--- begin Information provided ---

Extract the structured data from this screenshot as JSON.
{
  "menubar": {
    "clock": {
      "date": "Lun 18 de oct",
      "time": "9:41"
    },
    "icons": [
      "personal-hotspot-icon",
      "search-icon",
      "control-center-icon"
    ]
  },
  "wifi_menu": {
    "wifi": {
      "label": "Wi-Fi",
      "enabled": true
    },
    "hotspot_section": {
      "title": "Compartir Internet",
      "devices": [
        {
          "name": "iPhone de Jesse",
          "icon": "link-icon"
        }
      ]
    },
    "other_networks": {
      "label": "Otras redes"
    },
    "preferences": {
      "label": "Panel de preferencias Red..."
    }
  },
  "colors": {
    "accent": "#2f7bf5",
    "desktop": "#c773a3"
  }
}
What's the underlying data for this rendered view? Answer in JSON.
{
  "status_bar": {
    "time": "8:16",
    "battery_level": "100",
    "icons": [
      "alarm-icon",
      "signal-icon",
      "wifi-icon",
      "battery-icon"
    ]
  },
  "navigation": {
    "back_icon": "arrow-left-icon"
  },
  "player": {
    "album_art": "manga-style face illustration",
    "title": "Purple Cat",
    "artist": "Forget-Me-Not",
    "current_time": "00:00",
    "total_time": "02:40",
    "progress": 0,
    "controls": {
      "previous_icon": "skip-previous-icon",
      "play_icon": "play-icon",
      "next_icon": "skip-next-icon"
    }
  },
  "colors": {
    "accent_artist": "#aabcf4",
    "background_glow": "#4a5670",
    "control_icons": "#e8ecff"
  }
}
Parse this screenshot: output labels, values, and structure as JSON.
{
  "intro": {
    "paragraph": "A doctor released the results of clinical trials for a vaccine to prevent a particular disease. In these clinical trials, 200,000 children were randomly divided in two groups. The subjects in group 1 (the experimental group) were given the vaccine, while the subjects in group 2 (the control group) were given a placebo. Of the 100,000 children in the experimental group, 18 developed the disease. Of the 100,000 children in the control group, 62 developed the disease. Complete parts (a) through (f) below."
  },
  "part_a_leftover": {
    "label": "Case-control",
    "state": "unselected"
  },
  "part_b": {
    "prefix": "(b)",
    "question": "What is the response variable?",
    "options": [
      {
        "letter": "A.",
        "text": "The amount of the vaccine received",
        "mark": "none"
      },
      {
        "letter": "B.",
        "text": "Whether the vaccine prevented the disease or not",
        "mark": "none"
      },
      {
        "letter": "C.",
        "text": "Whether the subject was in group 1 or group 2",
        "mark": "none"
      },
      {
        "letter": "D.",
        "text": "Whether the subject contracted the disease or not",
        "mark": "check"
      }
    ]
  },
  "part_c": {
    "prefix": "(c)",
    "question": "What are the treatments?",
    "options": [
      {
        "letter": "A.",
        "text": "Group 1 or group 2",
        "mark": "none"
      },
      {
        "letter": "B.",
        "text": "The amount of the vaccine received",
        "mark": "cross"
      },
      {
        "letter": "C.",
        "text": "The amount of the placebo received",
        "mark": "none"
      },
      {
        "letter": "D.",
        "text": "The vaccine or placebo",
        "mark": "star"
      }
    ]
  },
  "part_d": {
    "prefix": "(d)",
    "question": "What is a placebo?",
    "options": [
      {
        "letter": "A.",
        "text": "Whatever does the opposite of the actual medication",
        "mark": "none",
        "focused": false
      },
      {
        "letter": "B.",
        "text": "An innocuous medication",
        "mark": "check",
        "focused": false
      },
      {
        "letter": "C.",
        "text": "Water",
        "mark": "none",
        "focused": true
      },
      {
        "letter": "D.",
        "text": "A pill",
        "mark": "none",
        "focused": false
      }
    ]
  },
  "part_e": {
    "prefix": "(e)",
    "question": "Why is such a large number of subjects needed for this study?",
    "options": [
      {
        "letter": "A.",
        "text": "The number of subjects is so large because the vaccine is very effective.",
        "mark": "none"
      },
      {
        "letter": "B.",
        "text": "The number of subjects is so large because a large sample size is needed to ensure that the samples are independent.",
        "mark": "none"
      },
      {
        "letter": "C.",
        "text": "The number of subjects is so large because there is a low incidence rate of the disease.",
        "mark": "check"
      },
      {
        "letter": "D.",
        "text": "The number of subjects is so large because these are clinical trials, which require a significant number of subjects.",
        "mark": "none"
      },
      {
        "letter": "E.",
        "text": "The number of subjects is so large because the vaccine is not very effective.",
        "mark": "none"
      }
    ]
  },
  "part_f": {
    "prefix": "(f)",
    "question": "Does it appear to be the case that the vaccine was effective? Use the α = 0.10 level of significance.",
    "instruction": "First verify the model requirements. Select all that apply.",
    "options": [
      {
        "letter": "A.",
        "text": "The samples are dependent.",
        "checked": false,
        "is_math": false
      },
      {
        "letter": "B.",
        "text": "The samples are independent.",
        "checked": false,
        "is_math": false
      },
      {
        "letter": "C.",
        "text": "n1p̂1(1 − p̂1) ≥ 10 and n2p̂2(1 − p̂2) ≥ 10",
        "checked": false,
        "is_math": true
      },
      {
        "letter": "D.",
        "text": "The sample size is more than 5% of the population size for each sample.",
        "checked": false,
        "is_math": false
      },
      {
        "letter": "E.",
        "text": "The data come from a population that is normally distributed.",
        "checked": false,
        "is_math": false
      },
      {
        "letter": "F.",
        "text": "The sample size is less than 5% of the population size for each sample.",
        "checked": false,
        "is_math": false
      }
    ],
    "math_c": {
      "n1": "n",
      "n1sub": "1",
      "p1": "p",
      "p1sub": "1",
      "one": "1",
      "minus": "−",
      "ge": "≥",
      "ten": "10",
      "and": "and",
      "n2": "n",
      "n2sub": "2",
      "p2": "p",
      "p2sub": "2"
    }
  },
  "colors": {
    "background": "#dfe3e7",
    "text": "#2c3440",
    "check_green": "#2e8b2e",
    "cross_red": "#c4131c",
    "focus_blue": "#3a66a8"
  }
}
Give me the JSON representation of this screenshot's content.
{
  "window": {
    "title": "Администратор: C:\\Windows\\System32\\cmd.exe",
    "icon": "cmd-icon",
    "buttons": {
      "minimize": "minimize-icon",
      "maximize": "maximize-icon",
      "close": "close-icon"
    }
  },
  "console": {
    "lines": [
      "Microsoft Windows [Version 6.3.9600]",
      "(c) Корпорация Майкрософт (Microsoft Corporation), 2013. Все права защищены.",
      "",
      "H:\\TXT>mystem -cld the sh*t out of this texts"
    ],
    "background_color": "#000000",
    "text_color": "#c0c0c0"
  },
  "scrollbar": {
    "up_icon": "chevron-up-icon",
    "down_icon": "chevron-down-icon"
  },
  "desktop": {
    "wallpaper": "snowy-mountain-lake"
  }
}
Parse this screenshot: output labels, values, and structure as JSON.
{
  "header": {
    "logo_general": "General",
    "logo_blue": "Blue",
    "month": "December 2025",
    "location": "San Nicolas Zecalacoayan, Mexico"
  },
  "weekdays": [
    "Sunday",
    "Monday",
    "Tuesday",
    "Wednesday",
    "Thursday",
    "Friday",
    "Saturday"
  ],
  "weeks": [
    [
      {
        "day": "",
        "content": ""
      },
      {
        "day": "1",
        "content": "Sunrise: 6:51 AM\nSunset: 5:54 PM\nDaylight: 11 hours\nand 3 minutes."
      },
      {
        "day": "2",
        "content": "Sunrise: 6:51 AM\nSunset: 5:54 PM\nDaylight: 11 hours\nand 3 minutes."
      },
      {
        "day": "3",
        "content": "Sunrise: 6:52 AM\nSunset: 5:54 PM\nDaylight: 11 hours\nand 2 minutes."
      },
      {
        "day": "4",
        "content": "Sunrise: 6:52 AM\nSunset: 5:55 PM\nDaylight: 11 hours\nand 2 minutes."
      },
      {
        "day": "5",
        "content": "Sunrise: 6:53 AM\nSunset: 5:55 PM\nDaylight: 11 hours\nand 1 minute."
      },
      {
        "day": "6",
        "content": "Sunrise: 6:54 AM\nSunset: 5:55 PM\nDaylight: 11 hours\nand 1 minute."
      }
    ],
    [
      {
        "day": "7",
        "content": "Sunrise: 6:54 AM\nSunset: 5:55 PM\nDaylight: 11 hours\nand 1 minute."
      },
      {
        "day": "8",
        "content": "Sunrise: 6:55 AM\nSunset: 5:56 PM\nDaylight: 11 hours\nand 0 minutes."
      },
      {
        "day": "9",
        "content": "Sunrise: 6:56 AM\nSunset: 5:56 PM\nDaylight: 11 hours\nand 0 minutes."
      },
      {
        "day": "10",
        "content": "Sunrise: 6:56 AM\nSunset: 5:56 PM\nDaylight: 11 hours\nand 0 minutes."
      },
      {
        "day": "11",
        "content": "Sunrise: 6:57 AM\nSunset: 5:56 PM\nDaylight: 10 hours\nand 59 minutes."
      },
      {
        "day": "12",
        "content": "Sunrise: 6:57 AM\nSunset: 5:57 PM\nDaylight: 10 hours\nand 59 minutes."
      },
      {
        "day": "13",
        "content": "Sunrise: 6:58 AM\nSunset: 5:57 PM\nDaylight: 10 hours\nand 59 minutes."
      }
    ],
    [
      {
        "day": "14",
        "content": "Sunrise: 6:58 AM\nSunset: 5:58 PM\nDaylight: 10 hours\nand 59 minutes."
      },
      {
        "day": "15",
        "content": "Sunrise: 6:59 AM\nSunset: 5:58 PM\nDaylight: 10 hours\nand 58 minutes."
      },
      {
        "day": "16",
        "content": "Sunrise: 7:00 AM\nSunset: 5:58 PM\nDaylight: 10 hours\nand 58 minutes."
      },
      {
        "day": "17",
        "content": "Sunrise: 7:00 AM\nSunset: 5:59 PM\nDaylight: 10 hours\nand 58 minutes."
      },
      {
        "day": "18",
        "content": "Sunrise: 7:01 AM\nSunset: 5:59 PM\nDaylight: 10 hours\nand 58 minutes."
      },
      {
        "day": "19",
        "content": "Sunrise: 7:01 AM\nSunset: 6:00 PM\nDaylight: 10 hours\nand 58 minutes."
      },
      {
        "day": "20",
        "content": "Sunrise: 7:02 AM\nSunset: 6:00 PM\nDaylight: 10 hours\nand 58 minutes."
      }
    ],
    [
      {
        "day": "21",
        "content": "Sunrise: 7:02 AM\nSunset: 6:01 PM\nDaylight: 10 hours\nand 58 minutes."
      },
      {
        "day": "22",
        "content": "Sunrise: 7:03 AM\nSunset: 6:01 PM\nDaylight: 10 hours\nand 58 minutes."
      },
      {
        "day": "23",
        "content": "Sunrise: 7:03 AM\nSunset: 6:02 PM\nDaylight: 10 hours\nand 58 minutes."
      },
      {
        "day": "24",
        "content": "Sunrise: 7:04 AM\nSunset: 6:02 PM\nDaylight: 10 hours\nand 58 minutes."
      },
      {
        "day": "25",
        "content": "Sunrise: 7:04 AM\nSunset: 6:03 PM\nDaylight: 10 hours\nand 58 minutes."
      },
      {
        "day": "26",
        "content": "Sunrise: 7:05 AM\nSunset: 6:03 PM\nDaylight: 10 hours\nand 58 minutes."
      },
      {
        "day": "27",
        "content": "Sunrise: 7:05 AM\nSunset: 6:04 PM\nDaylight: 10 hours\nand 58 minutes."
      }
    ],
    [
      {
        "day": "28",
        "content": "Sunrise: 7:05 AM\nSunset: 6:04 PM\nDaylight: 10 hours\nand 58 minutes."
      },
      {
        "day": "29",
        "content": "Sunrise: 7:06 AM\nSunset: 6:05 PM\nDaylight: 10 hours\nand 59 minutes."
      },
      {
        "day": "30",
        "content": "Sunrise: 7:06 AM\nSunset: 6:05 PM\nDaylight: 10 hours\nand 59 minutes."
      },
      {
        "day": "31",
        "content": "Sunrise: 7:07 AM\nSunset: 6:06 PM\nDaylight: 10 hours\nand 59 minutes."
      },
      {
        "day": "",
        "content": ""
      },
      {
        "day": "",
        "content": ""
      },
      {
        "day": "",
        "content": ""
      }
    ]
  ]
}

--- end Information provided ---

_Given task:_ From the data above, copy each line where the string "large" appears.

_Solution for this task:_
    "question": "Why is such a large number of subjects needed for this study?",
        "text": "The number of subjects is so large because the vaccine is very effective.",
        "text": "The number of subjects is so large because a large sample size is needed to ensure that the samples are independent.",
        "text": "The number of subjects is so large because there is a low incidence rate of the disease.",
        "text": "The number of subjects is so large because these are clinical trials, which require a significant number of subjects.",
        "text": "The number of subjects is so large because the vaccine is not very effective.",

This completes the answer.